- **WHAT YOU SHOULD DO**:
Repeat all of the material below exactly as written, images excluded.

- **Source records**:

╭──

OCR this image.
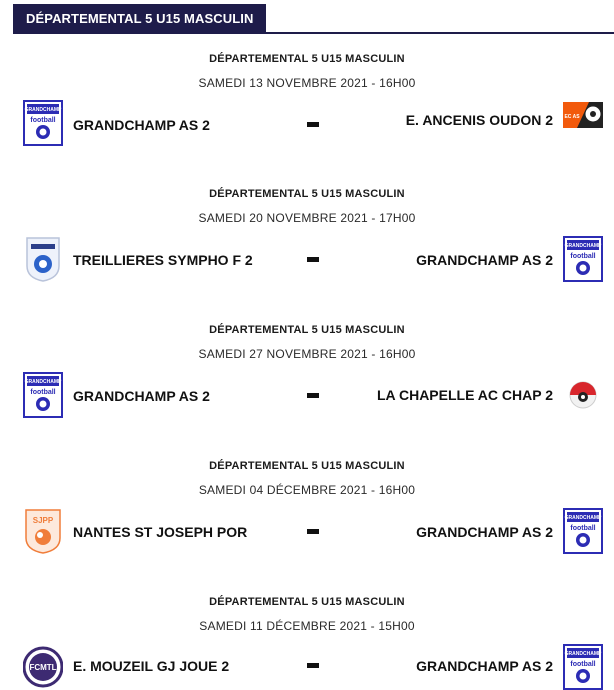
DÉPARTEMENTAL 5 U15 MASCULIN
DÉPARTEMENTAL 5 U15 MASCULIN
SAMEDI 13 NOVEMBRE 2021 - 16H00
GRANDCHAMP
football GRANDCHAMP AS 2	E. ANCENIS OUDON 2 EC AS
DÉPARTEMENTAL 5 U15 MASCULIN
SAMEDI 20 NOVEMBRE 2021 - 17H00
TREILLIERES SYMPHO F 2	GRANDCHAMP AS 2
GRANDCHAMP
football
DÉPARTEMENTAL 5 U15 MASCULIN
SAMEDI 27 NOVEMBRE 2021 - 16H00
GRANDCHAMP
football GRANDCHAMP AS 2	LA CHAPELLE AC CHAP 2
DÉPARTEMENTAL 5 U15 MASCULIN
SAMEDI 04 DÉCEMBRE 2021 - 16H00
SJPP
NANTES ST JOSEPH POR	GRANDCHAMP AS 2
GRANDCHAMP
football
DÉPARTEMENTAL 5 U15 MASCULIN
SAMEDI 11 DÉCEMBRE 2021 - 15H00
FCMTL E. MOUZEIL GJ JOUE 2	GRANDCHAMP AS 2
GRANDCHAMP
football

╰──

- **EXERCISE RESPONSE**:
OCR this image.
DÉPARTEMENTAL 5 U15 MASCULIN
DÉPARTEMENTAL 5 U15 MASCULIN
SAMEDI 13 NOVEMBRE 2021 - 16H00
GRANDCHAMP
football GRANDCHAMP AS 2	E. ANCENIS OUDON 2 EC AS
DÉPARTEMENTAL 5 U15 MASCULIN
SAMEDI 20 NOVEMBRE 2021 - 17H00
TREILLIERES SYMPHO F 2	GRANDCHAMP AS 2
GRANDCHAMP
football
DÉPARTEMENTAL 5 U15 MASCULIN
SAMEDI 27 NOVEMBRE 2021 - 16H00
GRANDCHAMP
football GRANDCHAMP AS 2	LA CHAPELLE AC CHAP 2
DÉPARTEMENTAL 5 U15 MASCULIN
SAMEDI 04 DÉCEMBRE 2021 - 16H00
SJPP
NANTES ST JOSEPH POR	GRANDCHAMP AS 2
GRANDCHAMP
football
DÉPARTEMENTAL 5 U15 MASCULIN
SAMEDI 11 DÉCEMBRE 2021 - 15H00
FCMTL E. MOUZEIL GJ JOUE 2	GRANDCHAMP AS 2
GRANDCHAMP
football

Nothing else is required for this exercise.